Records that describe figures
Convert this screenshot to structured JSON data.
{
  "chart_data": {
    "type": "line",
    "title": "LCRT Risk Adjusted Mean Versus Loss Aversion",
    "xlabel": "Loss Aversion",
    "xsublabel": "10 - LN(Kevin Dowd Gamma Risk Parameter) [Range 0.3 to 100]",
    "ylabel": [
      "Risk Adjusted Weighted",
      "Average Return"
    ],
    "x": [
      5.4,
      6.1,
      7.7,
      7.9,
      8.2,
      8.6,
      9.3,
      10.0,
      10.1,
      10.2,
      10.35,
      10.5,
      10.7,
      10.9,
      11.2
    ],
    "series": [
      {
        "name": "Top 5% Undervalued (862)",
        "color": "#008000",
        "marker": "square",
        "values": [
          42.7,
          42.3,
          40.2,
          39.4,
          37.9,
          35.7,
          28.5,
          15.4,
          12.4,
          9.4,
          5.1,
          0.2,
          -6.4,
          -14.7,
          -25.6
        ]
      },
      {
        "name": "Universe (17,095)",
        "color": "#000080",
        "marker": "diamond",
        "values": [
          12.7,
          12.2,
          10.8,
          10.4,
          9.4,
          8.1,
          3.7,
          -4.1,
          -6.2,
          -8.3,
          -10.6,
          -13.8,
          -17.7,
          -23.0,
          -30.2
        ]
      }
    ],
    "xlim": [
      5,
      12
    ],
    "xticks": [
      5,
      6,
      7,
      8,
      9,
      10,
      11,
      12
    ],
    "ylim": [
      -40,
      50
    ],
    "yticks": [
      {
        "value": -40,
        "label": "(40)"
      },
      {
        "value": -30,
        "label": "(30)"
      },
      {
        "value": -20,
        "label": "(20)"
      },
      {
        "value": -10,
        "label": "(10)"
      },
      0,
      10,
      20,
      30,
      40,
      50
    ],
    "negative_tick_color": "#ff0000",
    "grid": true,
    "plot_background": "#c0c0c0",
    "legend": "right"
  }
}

> **AIM OF THE EXERCISE**
Where does the word "Adjusted" appear in the listing? List each line that holds it.

> **TASK SOLUTION**
    "title": "LCRT Risk Adjusted Mean Versus Loss Aversion",
      "Risk Adjusted Weighted",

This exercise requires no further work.